Citing the appeal of plant-based nutrition as a causative factor, Mintel released new research showing that sales of non-dairy milk—which the market-research firm defines as both refrigerated and shelf-stable ready-to-drink almond milk, coconut milk, soy milk, and other refrigerated milk substitutes—have steadily grown 61% since 2012, with the total take slated to hit $2.11 billion for 2017.
Top options in the category remain almond (at 64% market share), soy (13%) and coconut (12%), but novel bases ranging from pecan and hazelnut to quinoa and flax promise to give these favorites competition. In fact, two thirds (63%) of pecan milk purchasers say they bought more pecan milk in 2017 than in 2016, and 58% of quinoa milk consumers say the same.
Established and upstart brands alike are finding consumers receptive to innovations not only in plant bases, but in flavor profiles and functional benefits, as well. Said Megan Hambleton, beverage analyst at Mintel, in a press statement: “We predict that new plant bases such as cashew and rice will allow new entrants into the non-dairy milk category to eventually surpass the soy milk segment, one of the first non-dairy milk segments to really take off with consumers.”
Mintel also examined how consumers approach their milk purchases and found that dairy and non-dairy partisans follow different strategies. Despite the fact that 90% of non-dairy consumers also buy dairy milk, they’re more likely to look for milks that score on flavor (48% vs 40%), vitamin and mineral content (43% vs. 36%) and protein levels (42 percent vs 31 percent) than are exclusive dairy drinkers. Non-dairy milk buyers also tend to prefer “natural” (46% vs 36%) and/or organic (33% vs. 23%) ingredients more than do dairy consumers.
Crucially, consumers perceive the overall health merits of dairy and non-dairy milks differently. The types of milks that Americans perceive to be healthiest are whole cow’s milk (20%), skim/low-fat cow’s milk (18%) and almond milk (17%)—yet nearly one in five (19%) Americans claims to be consuming less dairy for health reasons.
“The healthy positioning and messaging leveraged by non-dairy brands has made an impression on consumers who purchase both dairy and non-dairy milk,” Hambleton noted. “Dairy milk often delivers on many of the attributes non-dairy milk consumers are looking for, but there is a clear lack of understanding. This indicates that dairy brands must better communicate the natural health benefits of dairy milk through campaigns or packaging claims. By focusing on some of the influential factors that non-dairy milk consumers want when looking for milk, such as flavor and health benefits, dairy milk brands may see more success retaining consumers within the category.”

(SUPPLIED DATA)
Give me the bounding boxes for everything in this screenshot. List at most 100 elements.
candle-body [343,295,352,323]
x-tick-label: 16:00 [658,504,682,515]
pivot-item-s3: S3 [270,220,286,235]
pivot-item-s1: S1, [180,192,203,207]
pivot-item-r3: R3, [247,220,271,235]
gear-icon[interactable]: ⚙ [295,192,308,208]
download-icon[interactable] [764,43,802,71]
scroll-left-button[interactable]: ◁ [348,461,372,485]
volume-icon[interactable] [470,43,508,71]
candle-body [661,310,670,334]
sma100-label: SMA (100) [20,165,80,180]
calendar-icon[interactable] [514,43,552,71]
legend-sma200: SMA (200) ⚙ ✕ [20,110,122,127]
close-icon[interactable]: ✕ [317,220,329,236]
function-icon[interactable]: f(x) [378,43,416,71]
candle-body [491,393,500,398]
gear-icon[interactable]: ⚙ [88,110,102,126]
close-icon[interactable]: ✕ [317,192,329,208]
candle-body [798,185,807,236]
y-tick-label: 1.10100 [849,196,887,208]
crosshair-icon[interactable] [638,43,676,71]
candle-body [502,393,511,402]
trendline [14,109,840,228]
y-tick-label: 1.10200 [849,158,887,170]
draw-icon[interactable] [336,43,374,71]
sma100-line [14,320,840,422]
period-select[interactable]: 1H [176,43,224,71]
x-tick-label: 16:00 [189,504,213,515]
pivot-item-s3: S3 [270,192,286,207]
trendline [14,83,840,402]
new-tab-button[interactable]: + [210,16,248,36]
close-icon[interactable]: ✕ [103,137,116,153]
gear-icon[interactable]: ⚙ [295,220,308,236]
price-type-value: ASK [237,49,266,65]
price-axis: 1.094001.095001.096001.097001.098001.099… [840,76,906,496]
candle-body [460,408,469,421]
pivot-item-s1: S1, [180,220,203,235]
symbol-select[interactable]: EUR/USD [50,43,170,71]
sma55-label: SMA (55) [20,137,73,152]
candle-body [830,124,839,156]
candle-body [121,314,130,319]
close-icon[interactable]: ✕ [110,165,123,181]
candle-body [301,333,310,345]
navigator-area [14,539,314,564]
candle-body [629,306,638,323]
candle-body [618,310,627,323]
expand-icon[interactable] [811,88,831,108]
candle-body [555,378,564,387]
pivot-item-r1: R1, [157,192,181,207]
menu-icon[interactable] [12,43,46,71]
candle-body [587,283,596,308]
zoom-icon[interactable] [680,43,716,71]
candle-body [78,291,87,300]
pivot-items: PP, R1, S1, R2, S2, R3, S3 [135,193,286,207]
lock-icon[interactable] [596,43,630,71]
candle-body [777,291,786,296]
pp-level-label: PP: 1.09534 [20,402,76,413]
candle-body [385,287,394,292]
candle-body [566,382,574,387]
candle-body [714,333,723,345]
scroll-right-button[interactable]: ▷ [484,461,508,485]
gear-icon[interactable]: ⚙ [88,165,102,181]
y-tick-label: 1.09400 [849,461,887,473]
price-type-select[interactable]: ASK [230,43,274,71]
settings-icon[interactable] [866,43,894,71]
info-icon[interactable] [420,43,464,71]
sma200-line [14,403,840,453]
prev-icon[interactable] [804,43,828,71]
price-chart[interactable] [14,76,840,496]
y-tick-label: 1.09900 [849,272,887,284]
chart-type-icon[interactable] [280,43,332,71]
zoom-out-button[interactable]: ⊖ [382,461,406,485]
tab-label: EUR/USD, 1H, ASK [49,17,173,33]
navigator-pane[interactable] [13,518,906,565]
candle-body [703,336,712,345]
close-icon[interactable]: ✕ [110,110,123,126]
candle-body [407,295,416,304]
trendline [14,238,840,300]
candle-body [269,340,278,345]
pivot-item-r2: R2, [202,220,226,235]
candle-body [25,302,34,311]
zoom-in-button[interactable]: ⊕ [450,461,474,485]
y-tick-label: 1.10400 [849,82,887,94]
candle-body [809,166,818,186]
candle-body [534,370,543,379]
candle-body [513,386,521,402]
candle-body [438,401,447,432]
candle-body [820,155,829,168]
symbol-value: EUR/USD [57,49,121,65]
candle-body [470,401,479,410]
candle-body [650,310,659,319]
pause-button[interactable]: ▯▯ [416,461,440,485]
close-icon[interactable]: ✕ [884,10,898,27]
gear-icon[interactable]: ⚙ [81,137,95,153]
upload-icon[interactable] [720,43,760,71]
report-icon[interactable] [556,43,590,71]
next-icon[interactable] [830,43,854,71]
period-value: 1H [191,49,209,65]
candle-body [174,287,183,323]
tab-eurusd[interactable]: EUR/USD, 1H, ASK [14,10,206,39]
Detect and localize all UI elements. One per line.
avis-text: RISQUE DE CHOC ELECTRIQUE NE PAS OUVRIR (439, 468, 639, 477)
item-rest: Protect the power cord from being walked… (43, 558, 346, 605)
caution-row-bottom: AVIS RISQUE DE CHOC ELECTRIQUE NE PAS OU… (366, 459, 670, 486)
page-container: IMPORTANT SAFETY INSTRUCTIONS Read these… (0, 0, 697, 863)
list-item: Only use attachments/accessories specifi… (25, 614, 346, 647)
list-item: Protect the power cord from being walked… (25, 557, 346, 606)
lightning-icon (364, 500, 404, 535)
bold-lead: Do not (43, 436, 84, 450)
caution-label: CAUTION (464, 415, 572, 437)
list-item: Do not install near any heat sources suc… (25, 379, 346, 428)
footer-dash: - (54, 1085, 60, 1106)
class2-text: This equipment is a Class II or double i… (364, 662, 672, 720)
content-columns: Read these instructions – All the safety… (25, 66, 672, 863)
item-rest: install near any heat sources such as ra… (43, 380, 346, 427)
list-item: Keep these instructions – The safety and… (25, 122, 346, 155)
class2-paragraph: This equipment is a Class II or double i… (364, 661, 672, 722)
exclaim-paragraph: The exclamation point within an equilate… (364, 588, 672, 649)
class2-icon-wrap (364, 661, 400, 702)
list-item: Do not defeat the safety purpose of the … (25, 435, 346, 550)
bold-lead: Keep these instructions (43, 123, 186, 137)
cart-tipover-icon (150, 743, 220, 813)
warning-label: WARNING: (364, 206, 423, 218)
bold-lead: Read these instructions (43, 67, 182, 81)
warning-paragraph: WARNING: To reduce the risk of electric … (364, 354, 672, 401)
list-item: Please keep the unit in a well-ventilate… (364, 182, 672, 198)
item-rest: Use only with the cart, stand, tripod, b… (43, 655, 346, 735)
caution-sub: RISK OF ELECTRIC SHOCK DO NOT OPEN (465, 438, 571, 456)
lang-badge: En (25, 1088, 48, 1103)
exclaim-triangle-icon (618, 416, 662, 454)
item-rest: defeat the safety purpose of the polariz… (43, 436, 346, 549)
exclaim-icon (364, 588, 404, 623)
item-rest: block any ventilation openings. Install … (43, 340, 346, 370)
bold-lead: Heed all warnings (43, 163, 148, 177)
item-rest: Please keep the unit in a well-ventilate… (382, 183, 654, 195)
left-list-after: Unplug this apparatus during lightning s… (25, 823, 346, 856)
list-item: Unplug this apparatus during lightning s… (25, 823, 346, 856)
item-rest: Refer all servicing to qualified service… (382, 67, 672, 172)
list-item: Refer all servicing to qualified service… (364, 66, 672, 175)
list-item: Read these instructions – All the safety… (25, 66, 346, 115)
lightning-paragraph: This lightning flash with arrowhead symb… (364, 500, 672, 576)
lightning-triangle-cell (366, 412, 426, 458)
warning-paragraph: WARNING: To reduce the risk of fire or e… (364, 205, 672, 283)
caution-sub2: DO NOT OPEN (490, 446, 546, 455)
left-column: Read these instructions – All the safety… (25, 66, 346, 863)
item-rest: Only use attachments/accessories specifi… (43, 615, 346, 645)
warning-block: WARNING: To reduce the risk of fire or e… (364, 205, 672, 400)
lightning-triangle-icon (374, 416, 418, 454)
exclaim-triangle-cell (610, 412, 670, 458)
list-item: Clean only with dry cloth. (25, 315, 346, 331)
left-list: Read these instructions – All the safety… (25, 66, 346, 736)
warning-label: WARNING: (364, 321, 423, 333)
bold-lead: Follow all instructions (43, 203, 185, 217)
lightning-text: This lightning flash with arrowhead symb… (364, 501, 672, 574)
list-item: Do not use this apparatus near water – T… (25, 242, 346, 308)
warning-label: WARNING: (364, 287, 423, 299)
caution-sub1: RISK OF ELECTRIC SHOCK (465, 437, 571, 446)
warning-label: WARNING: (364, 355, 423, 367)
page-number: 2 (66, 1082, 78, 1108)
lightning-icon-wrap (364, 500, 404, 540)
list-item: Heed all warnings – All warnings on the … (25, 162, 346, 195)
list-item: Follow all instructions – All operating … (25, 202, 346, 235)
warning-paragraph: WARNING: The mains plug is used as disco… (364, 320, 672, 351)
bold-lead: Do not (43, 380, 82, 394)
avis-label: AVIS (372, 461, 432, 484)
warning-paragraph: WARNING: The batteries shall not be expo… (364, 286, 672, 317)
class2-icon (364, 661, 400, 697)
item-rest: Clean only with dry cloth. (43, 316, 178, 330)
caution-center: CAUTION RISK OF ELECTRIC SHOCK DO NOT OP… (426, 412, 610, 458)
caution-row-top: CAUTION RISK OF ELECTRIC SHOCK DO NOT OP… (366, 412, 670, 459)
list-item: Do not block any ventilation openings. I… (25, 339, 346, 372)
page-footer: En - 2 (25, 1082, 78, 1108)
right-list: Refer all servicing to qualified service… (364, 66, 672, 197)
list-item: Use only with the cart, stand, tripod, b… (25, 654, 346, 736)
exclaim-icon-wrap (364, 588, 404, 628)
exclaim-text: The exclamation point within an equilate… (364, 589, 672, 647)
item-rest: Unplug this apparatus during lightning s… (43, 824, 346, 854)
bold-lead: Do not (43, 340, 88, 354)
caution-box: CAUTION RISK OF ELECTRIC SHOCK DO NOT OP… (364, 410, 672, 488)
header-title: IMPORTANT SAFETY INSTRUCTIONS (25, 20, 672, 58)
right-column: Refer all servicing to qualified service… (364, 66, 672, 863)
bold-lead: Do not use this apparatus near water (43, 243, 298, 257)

(TASKS FOR THIS EXERCISE)
1. In the passage on non-dairy milk sales, swap "pecan" for "walnut" and give everything from "Citing the appeal" down to "say the same.".
2. According to the passage on non-dairy milk sales, which milk attributes do non-dairy milk buyers seek or prefer more than dairy consumers do? List all of them.

(ANSWERS GIVEN)
1.
Citing the appeal of plant-based nutrition as a causative factor, Mintel released new research showing that sales of non-dairy milk—which the market-research firm defines as both refrigerated and shelf-stable ready-to-drink almond milk, coconut milk, soy milk, and other refrigerated milk substitutes—have steadily grown 61% since 2012, with the total take slated to hit $2.11 billion for 2017.
Top options in the category remain almond (at 64% market share), soy (13%) and coconut (12%), but novel bases ranging from walnut and hazelnut to quinoa and flax promise to give these favorites competition. In fact, two thirds (63%) of walnut milk purchasers say they bought more walnut milk in 2017 than in 2016, and 58% of quinoa milk consumers say the same.

2.
- Flavor
- Vitamin and mineral content
- Protein levels
- "Natural" ingredients
- Organic ingredients